- _Prompt_
Write every record out again exactly as given.

[Entries taken from a collection]

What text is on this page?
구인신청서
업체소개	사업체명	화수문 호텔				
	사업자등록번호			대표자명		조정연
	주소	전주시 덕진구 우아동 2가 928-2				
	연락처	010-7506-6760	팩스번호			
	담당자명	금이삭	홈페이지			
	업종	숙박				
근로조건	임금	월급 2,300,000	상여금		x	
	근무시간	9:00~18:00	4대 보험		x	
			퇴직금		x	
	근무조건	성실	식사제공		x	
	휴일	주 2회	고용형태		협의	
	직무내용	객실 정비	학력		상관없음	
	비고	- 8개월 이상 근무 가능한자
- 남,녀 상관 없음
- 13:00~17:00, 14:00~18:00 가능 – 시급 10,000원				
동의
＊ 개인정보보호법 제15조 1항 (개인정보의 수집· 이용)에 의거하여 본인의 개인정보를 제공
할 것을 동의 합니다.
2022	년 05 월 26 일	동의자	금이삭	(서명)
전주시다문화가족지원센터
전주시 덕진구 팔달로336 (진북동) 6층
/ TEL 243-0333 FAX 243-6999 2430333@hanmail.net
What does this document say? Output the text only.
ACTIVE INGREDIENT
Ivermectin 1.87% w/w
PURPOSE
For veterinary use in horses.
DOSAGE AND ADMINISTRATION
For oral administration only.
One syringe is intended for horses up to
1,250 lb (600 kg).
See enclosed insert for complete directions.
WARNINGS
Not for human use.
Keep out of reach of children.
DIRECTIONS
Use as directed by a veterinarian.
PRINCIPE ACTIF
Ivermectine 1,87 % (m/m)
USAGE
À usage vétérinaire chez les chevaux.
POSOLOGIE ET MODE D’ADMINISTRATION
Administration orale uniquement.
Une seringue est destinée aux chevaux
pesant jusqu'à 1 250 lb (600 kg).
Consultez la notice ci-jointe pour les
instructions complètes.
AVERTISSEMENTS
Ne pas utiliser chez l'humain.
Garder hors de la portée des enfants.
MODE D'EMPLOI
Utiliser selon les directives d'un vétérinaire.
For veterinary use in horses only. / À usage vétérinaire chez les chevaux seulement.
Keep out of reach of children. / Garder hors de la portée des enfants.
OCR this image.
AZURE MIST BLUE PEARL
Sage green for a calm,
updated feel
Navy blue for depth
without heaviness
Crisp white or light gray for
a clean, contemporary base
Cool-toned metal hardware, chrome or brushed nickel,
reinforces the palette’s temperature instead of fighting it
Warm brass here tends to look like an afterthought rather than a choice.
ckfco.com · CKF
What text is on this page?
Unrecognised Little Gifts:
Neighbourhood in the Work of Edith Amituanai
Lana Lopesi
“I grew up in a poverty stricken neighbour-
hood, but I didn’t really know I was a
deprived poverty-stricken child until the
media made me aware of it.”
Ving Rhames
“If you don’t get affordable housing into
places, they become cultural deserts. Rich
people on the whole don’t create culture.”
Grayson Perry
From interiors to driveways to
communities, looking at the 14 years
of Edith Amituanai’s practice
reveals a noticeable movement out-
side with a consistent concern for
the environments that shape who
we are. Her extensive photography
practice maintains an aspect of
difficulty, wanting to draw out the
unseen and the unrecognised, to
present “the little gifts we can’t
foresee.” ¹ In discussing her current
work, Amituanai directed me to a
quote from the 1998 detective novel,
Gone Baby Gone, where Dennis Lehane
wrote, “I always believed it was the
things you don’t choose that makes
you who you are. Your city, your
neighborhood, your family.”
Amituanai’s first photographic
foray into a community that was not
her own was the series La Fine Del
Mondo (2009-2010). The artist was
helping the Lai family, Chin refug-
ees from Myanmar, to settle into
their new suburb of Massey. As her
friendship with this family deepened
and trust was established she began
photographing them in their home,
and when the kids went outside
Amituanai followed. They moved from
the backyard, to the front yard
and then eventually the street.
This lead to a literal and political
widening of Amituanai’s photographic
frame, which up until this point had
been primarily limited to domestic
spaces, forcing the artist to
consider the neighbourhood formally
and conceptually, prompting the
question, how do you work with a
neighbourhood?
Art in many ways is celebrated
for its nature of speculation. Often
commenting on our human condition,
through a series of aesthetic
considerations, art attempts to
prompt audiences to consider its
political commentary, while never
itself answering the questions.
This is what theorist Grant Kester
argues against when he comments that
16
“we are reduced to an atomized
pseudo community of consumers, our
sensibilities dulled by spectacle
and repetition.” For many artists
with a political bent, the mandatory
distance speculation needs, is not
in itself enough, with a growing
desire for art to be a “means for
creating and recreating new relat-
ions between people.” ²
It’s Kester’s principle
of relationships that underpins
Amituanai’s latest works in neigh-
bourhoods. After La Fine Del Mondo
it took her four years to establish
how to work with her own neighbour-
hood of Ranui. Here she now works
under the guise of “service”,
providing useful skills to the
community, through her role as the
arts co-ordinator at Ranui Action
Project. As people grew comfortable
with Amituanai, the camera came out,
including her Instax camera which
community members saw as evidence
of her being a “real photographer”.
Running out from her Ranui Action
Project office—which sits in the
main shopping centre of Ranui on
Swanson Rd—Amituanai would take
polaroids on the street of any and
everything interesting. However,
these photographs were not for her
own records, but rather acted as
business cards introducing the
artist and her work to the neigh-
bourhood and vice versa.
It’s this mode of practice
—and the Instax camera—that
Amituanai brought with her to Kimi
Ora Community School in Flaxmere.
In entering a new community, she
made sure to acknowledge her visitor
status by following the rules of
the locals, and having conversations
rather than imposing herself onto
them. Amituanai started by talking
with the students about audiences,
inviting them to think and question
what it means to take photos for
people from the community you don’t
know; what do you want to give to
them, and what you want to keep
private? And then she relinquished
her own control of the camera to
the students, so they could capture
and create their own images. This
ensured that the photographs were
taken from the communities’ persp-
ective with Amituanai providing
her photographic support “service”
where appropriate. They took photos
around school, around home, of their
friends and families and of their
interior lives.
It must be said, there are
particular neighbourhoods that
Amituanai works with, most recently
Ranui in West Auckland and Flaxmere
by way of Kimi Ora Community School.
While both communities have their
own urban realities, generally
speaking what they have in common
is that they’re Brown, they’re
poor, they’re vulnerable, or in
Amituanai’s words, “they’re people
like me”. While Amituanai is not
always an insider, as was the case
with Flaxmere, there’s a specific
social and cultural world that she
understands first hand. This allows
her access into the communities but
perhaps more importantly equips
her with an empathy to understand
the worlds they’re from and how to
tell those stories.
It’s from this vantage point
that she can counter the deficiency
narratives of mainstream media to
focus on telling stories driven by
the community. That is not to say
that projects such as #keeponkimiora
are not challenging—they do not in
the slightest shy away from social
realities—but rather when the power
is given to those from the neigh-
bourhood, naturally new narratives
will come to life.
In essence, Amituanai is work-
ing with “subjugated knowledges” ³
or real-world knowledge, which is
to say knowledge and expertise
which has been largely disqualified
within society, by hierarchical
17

- _Full output_
What text is on this page?
구인신청서
업체소개	사업체명	화수문 호텔				
	사업자등록번호			대표자명		조정연
	주소	전주시 덕진구 우아동 2가 928-2				
	연락처	010-7506-6760	팩스번호			
	담당자명	금이삭	홈페이지			
	업종	숙박				
근로조건	임금	월급 2,300,000	상여금		x	
	근무시간	9:00~18:00	4대 보험		x	
			퇴직금		x	
	근무조건	성실	식사제공		x	
	휴일	주 2회	고용형태		협의	
	직무내용	객실 정비	학력		상관없음	
	비고	- 8개월 이상 근무 가능한자
- 남,녀 상관 없음
- 13:00~17:00, 14:00~18:00 가능 – 시급 10,000원				
동의
＊ 개인정보보호법 제15조 1항 (개인정보의 수집· 이용)에 의거하여 본인의 개인정보를 제공
할 것을 동의 합니다.
2022	년 05 월 26 일	동의자	금이삭	(서명)
전주시다문화가족지원센터
전주시 덕진구 팔달로336 (진북동) 6층
/ TEL 243-0333 FAX 243-6999 2430333@hanmail.net
What does this document say? Output the text only.
ACTIVE INGREDIENT
Ivermectin 1.87% w/w
PURPOSE
For veterinary use in horses.
DOSAGE AND ADMINISTRATION
For oral administration only.
One syringe is intended for horses up to
1,250 lb (600 kg).
See enclosed insert for complete directions.
WARNINGS
Not for human use.
Keep out of reach of children.
DIRECTIONS
Use as directed by a veterinarian.
PRINCIPE ACTIF
Ivermectine 1,87 % (m/m)
USAGE
À usage vétérinaire chez les chevaux.
POSOLOGIE ET MODE D’ADMINISTRATION
Administration orale uniquement.
Une seringue est destinée aux chevaux
pesant jusqu'à 1 250 lb (600 kg).
Consultez la notice ci-jointe pour les
instructions complètes.
AVERTISSEMENTS
Ne pas utiliser chez l'humain.
Garder hors de la portée des enfants.
MODE D'EMPLOI
Utiliser selon les directives d'un vétérinaire.
For veterinary use in horses only. / À usage vétérinaire chez les chevaux seulement.
Keep out of reach of children. / Garder hors de la portée des enfants.
OCR this image.
AZURE MIST BLUE PEARL
Sage green for a calm,
updated feel
Navy blue for depth
without heaviness
Crisp white or light gray for
a clean, contemporary base
Cool-toned metal hardware, chrome or brushed nickel,
reinforces the palette’s temperature instead of fighting it
Warm brass here tends to look like an afterthought rather than a choice.
ckfco.com · CKF
What text is on this page?
Unrecognised Little Gifts:
Neighbourhood in the Work of Edith Amituanai
Lana Lopesi
“I grew up in a poverty stricken neighbour-
hood, but I didn’t really know I was a
deprived poverty-stricken child until the
media made me aware of it.”
Ving Rhames
“If you don’t get affordable housing into
places, they become cultural deserts. Rich
people on the whole don’t create culture.”
Grayson Perry
From interiors to driveways to
communities, looking at the 14 years
of Edith Amituanai’s practice
reveals a noticeable movement out-
side with a consistent concern for
the environments that shape who
we are. Her extensive photography
practice maintains an aspect of
difficulty, wanting to draw out the
unseen and the unrecognised, to
present “the little gifts we can’t
foresee.” ¹ In discussing her current
work, Amituanai directed me to a
quote from the 1998 detective novel,
Gone Baby Gone, where Dennis Lehane
wrote, “I always believed it was the
things you don’t choose that makes
you who you are. Your city, your
neighborhood, your family.”
Amituanai’s first photographic
foray into a community that was not
her own was the series La Fine Del
Mondo (2009-2010). The artist was
helping the Lai family, Chin refug-
ees from Myanmar, to settle into
their new suburb of Massey. As her
friendship with this family deepened
and trust was established she began
photographing them in their home,
and when the kids went outside
Amituanai followed. They moved from
the backyard, to the front yard
and then eventually the street.
This lead to a literal and political
widening of Amituanai’s photographic
frame, which up until this point had
been primarily limited to domestic
spaces, forcing the artist to
consider the neighbourhood formally
and conceptually, prompting the
question, how do you work with a
neighbourhood?
Art in many ways is celebrated
for its nature of speculation. Often
commenting on our human condition,
through a series of aesthetic
considerations, art attempts to
prompt audiences to consider its
political commentary, while never
itself answering the questions.
This is what theorist Grant Kester
argues against when he comments that
16
“we are reduced to an atomized
pseudo community of consumers, our
sensibilities dulled by spectacle
and repetition.” For many artists
with a political bent, the mandatory
distance speculation needs, is not
in itself enough, with a growing
desire for art to be a “means for
creating and recreating new relat-
ions between people.” ²
It’s Kester’s principle
of relationships that underpins
Amituanai’s latest works in neigh-
bourhoods. After La Fine Del Mondo
it took her four years to establish
how to work with her own neighbour-
hood of Ranui. Here she now works
under the guise of “service”,
providing useful skills to the
community, through her role as the
arts co-ordinator at Ranui Action
Project. As people grew comfortable
with Amituanai, the camera came out,
including her Instax camera which
community members saw as evidence
of her being a “real photographer”.
Running out from her Ranui Action
Project office—which sits in the
main shopping centre of Ranui on
Swanson Rd—Amituanai would take
polaroids on the street of any and
everything interesting. However,
these photographs were not for her
own records, but rather acted as
business cards introducing the
artist and her work to the neigh-
bourhood and vice versa.
It’s this mode of practice
—and the Instax camera—that
Amituanai brought with her to Kimi
Ora Community School in Flaxmere.
In entering a new community, she
made sure to acknowledge her visitor
status by following the rules of
the locals, and having conversations
rather than imposing herself onto
them. Amituanai started by talking
with the students about audiences,
inviting them to think and question
what it means to take photos for
people from the community you don’t
know; what do you want to give to
them, and what you want to keep
private? And then she relinquished
her own control of the camera to
the students, so they could capture
and create their own images. This
ensured that the photographs were
taken from the communities’ persp-
ective with Amituanai providing
her photographic support “service”
where appropriate. They took photos
around school, around home, of their
friends and families and of their
interior lives.
It must be said, there are
particular neighbourhoods that
Amituanai works with, most recently
Ranui in West Auckland and Flaxmere
by way of Kimi Ora Community School.
While both communities have their
own urban realities, generally
speaking what they have in common
is that they’re Brown, they’re
poor, they’re vulnerable, or in
Amituanai’s words, “they’re people
like me”. While Amituanai is not
always an insider, as was the case
with Flaxmere, there’s a specific
social and cultural world that she
understands first hand. This allows
her access into the communities but
perhaps more importantly equips
her with an empathy to understand
the worlds they’re from and how to
tell those stories.
It’s from this vantage point
that she can counter the deficiency
narratives of mainstream media to
focus on telling stories driven by
the community. That is not to say
that projects such as #keeponkimiora
are not challenging—they do not in
the slightest shy away from social
realities—but rather when the power
is given to those from the neigh-
bourhood, naturally new narratives
will come to life.
In essence, Amituanai is work-
ing with “subjugated knowledges” ³
or real-world knowledge, which is
to say knowledge and expertise
which has been largely disqualified
within society, by hierarchical
17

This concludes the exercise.